Rows:
++++
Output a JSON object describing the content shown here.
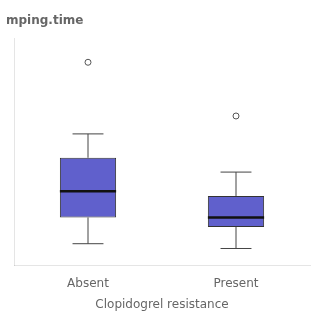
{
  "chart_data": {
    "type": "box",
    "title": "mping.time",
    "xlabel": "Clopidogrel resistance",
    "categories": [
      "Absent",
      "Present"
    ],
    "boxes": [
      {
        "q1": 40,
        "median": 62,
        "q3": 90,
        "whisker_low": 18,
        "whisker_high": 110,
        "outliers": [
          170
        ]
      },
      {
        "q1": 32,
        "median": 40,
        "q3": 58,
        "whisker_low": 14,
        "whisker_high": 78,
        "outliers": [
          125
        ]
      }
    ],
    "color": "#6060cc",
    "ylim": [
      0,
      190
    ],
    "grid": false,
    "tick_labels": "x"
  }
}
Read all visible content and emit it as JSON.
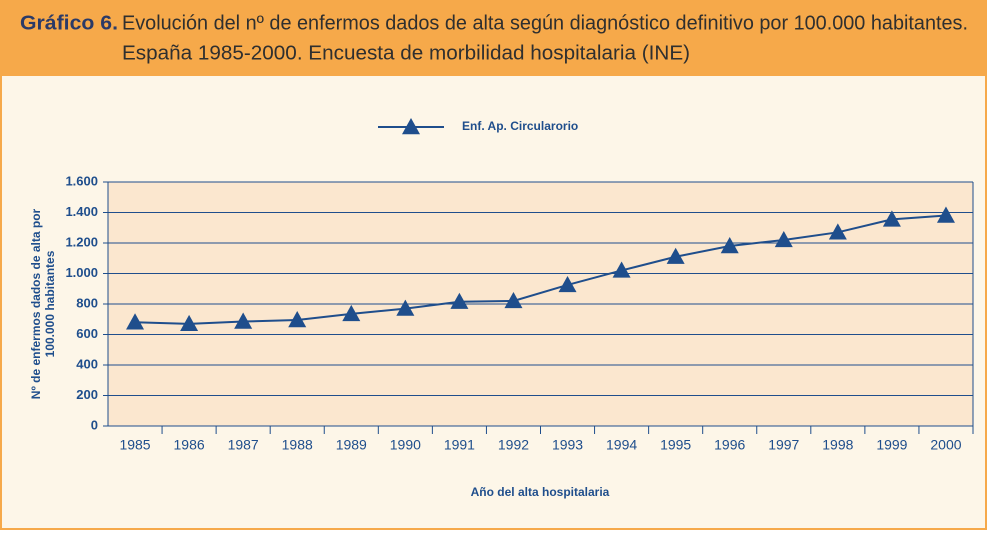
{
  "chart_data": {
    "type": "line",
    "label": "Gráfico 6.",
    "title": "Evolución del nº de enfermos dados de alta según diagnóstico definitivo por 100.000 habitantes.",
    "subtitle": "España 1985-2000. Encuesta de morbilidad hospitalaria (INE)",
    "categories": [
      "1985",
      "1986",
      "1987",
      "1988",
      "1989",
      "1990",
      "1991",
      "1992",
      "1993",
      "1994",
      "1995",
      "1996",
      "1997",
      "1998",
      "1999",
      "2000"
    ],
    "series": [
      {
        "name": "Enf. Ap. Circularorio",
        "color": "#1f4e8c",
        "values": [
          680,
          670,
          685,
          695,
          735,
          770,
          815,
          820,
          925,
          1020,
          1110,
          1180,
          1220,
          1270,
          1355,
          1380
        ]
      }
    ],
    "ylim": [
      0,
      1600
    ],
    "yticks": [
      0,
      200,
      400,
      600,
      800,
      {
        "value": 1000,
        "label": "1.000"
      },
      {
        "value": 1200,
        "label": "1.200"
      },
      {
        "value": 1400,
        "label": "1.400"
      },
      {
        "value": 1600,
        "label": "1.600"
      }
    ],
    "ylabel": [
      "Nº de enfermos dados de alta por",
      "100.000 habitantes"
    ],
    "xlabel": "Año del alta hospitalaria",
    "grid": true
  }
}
++++
Prompt:
Lines from the records above that hold "hospitalaria" are the ones to list.

Written response:
    "subtitle": "España 1985-2000. Encuesta de morbilidad hospitalaria (INE)",
    "xlabel": "Año del alta hospitalaria",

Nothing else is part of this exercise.